**Short problem:** Show every line in the records below that contains the word "儒林外史".
▬▬▬▬▬▬
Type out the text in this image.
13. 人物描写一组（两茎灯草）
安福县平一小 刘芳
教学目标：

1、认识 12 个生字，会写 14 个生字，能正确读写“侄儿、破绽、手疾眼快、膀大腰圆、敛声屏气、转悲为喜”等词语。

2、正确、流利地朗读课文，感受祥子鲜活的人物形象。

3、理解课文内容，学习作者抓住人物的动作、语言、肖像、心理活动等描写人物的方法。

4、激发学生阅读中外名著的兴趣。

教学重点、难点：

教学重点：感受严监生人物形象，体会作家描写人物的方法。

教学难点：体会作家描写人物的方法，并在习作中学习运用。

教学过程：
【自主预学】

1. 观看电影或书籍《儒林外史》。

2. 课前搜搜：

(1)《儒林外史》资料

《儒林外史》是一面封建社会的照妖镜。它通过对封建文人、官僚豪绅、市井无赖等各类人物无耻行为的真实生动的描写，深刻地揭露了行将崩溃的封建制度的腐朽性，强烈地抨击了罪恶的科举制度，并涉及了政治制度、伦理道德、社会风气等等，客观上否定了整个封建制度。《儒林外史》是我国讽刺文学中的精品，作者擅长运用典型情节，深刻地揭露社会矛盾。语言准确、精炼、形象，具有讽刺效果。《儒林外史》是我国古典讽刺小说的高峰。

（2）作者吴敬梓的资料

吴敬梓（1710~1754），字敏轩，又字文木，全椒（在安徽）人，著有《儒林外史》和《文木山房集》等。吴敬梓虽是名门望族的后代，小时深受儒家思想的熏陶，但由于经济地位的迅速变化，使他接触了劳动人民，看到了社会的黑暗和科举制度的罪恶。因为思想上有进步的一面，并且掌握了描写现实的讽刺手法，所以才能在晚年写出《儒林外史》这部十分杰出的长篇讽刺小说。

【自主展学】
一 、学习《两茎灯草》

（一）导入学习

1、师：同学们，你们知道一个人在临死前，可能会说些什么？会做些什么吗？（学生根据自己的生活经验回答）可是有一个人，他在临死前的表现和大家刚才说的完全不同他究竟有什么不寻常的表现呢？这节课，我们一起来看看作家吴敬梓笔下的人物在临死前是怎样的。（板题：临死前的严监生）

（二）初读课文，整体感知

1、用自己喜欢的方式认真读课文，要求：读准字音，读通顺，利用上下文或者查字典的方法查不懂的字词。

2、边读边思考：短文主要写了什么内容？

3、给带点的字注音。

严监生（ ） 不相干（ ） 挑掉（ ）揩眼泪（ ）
▬▬▬▬▬▬
**Result:**
1. 观看电影或书籍《儒林外史》。
(1)《儒林外史》资料
《儒林外史》是一面封建社会的照妖镜。它通过对封建文人、官僚豪绅、市井无赖等各类人物无耻行为的真实生动的描写，深刻地揭露了行将崩溃的封建制度的腐朽性，强烈地抨击了罪恶的科举制度，并涉及了政治制度、伦理道德、社会风气等等，客观上否定了整个封建制度。《儒林外史》是我国讽刺文学中的精品，作者擅长运用典型情节，深刻地揭露社会矛盾。语言准确、精炼、形象，具有讽刺效果。《儒林外史》是我国古典讽刺小说的高峰。
吴敬梓（1710~1754），字敏轩，又字文木，全椒（在安徽）人，著有《儒林外史》和《文木山房集》等。吴敬梓虽是名门望族的后代，小时深受儒家思想的熏陶，但由于经济地位的迅速变化，使他接触了劳动人民，看到了社会的黑暗和科举制度的罪恶。因为思想上有进步的一面，并且掌握了描写现实的讽刺手法，所以才能在晚年写出《儒林外史》这部十分杰出的长篇讽刺小说。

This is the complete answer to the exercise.